Exercise requirements → Quote the records beneath, complete and exact. Leave out images.

Entries shown →

********

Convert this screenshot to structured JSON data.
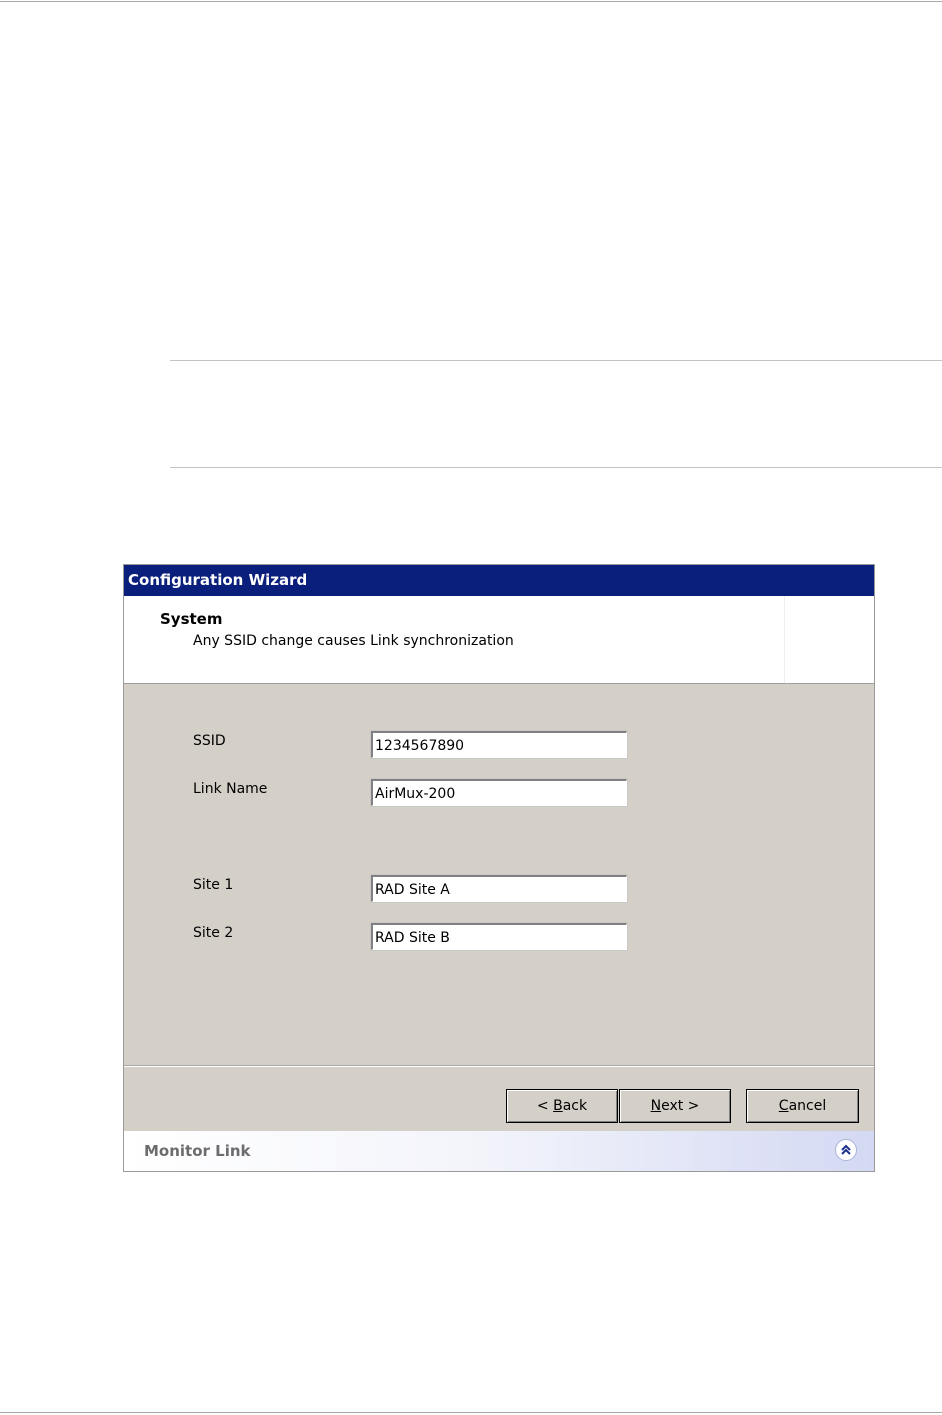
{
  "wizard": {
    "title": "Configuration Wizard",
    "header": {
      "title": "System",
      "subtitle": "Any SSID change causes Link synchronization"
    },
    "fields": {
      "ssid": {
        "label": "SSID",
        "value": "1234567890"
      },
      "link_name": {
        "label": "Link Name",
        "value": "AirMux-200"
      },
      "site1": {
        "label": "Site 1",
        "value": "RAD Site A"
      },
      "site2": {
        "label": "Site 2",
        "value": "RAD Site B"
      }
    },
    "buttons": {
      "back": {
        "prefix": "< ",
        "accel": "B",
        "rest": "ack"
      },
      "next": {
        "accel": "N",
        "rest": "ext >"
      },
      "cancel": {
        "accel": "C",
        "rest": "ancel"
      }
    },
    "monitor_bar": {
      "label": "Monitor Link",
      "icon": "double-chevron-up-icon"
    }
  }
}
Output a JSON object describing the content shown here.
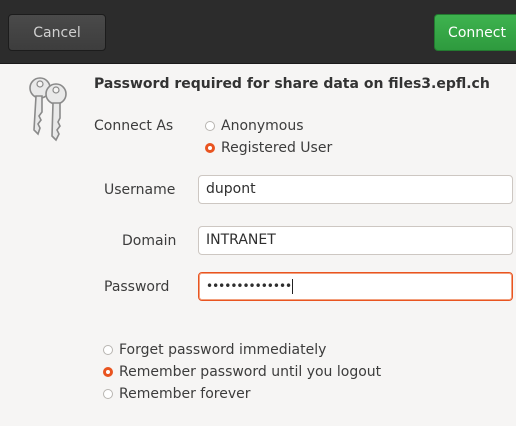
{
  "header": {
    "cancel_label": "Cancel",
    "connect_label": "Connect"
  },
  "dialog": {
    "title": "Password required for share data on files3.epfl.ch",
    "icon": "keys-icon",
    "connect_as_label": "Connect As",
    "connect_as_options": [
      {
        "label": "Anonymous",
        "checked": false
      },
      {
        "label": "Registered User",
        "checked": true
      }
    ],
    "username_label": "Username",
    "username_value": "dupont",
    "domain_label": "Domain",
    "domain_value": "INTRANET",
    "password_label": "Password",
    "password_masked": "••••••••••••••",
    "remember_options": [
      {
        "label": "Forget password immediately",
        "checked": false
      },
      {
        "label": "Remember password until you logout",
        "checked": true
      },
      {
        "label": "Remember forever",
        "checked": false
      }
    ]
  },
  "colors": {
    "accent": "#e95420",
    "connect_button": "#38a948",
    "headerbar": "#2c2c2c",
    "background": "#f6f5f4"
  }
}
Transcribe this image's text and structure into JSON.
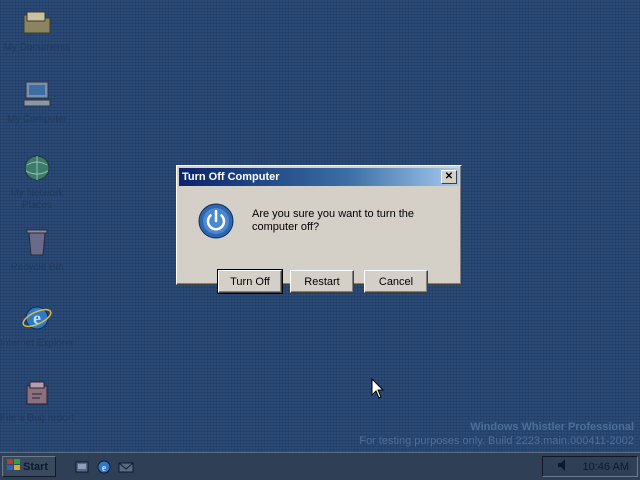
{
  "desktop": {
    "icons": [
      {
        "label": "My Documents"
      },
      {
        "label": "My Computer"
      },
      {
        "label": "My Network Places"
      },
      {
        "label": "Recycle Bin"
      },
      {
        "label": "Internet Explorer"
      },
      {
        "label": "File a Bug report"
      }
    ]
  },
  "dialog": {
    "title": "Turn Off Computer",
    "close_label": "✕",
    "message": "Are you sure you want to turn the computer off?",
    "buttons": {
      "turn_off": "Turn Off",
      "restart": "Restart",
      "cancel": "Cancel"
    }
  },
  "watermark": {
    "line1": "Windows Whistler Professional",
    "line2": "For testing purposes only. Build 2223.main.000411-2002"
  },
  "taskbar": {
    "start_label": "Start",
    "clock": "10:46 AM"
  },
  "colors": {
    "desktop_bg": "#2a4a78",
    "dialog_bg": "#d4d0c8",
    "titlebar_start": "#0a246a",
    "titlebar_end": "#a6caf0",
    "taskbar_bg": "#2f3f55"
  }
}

********

Solution to the problem →
Convert this screenshot to structured JSON data.
{
  "wizard": {
    "title": "Configuration Wizard",
    "header": {
      "title": "System",
      "subtitle": "Any SSID change causes Link synchronization"
    },
    "fields": {
      "ssid": {
        "label": "SSID",
        "value": "1234567890"
      },
      "link_name": {
        "label": "Link Name",
        "value": "AirMux-200"
      },
      "site1": {
        "label": "Site 1",
        "value": "RAD Site A"
      },
      "site2": {
        "label": "Site 2",
        "value": "RAD Site B"
      }
    },
    "buttons": {
      "back": {
        "prefix": "< ",
        "accel": "B",
        "rest": "ack"
      },
      "next": {
        "accel": "N",
        "rest": "ext >"
      },
      "cancel": {
        "accel": "C",
        "rest": "ancel"
      }
    },
    "monitor_bar": {
      "label": "Monitor Link",
      "icon": "double-chevron-up-icon"
    }
  }
}
Output a JSON object describing the content shown here.
{
  "header": {
    "cancel_label": "Cancel",
    "connect_label": "Connect"
  },
  "dialog": {
    "title": "Password required for share data on files3.epfl.ch",
    "icon": "keys-icon",
    "connect_as_label": "Connect As",
    "connect_as_options": [
      {
        "label": "Anonymous",
        "checked": false
      },
      {
        "label": "Registered User",
        "checked": true
      }
    ],
    "username_label": "Username",
    "username_value": "dupont",
    "domain_label": "Domain",
    "domain_value": "INTRANET",
    "password_label": "Password",
    "password_masked": "••••••••••••••",
    "remember_options": [
      {
        "label": "Forget password immediately",
        "checked": false
      },
      {
        "label": "Remember password until you logout",
        "checked": true
      },
      {
        "label": "Remember forever",
        "checked": false
      }
    ]
  },
  "colors": {
    "accent": "#e95420",
    "connect_button": "#38a948",
    "headerbar": "#2c2c2c",
    "background": "#f6f5f4"
  }
}
Transcribe this image's text and structure into JSON.
{
  "desktop": {
    "icons": [
      {
        "label": "My Documents"
      },
      {
        "label": "My Computer"
      },
      {
        "label": "My Network Places"
      },
      {
        "label": "Recycle Bin"
      },
      {
        "label": "Internet Explorer"
      },
      {
        "label": "File a Bug report"
      }
    ]
  },
  "dialog": {
    "title": "Turn Off Computer",
    "close_label": "✕",
    "message": "Are you sure you want to turn the computer off?",
    "buttons": {
      "turn_off": "Turn Off",
      "restart": "Restart",
      "cancel": "Cancel"
    }
  },
  "watermark": {
    "line1": "Windows Whistler Professional",
    "line2": "For testing purposes only. Build 2223.main.000411-2002"
  },
  "taskbar": {
    "start_label": "Start",
    "clock": "10:46 AM"
  },
  "colors": {
    "desktop_bg": "#2a4a78",
    "dialog_bg": "#d4d0c8",
    "titlebar_start": "#0a246a",
    "titlebar_end": "#a6caf0",
    "taskbar_bg": "#2f3f55"
  }
}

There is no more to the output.